(Recorded data)
────────────────
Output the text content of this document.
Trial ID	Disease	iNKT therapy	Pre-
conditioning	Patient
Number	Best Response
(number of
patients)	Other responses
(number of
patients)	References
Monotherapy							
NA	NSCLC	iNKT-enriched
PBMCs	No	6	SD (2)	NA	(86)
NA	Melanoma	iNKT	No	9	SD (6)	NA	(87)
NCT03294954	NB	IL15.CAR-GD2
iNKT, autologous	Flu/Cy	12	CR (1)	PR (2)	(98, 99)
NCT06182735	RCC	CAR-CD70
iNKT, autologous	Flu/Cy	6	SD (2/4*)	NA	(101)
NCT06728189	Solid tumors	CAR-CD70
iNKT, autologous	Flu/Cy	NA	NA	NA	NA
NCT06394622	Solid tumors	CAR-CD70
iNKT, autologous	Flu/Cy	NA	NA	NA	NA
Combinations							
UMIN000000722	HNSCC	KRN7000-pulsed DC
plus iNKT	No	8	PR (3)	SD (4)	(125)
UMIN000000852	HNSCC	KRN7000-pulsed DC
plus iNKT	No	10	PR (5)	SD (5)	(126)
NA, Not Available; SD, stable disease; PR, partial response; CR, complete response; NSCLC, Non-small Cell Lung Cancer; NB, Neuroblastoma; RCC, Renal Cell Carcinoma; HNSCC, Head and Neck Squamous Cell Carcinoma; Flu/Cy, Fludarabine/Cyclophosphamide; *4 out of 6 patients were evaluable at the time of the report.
────────────────
◆ Work to complete ◆
Repeat the whole of the data verbatim, as it reads above.

◆ Task solution ◆
Output the text content of this document.
Trial ID	Disease	iNKT therapy	Pre-
conditioning	Patient
Number	Best Response
(number of
patients)	Other responses
(number of
patients)	References
Monotherapy							
NA	NSCLC	iNKT-enriched
PBMCs	No	6	SD (2)	NA	(86)
NA	Melanoma	iNKT	No	9	SD (6)	NA	(87)
NCT03294954	NB	IL15.CAR-GD2
iNKT, autologous	Flu/Cy	12	CR (1)	PR (2)	(98, 99)
NCT06182735	RCC	CAR-CD70
iNKT, autologous	Flu/Cy	6	SD (2/4*)	NA	(101)
NCT06728189	Solid tumors	CAR-CD70
iNKT, autologous	Flu/Cy	NA	NA	NA	NA
NCT06394622	Solid tumors	CAR-CD70
iNKT, autologous	Flu/Cy	NA	NA	NA	NA
Combinations							
UMIN000000722	HNSCC	KRN7000-pulsed DC
plus iNKT	No	8	PR (3)	SD (4)	(125)
UMIN000000852	HNSCC	KRN7000-pulsed DC
plus iNKT	No	10	PR (5)	SD (5)	(126)
NA, Not Available; SD, stable disease; PR, partial response; CR, complete response; NSCLC, Non-small Cell Lung Cancer; NB, Neuroblastoma; RCC, Renal Cell Carcinoma; HNSCC, Head and Neck Squamous Cell Carcinoma; Flu/Cy, Fludarabine/Cyclophosphamide; *4 out of 6 patients were evaluable at the time of the report.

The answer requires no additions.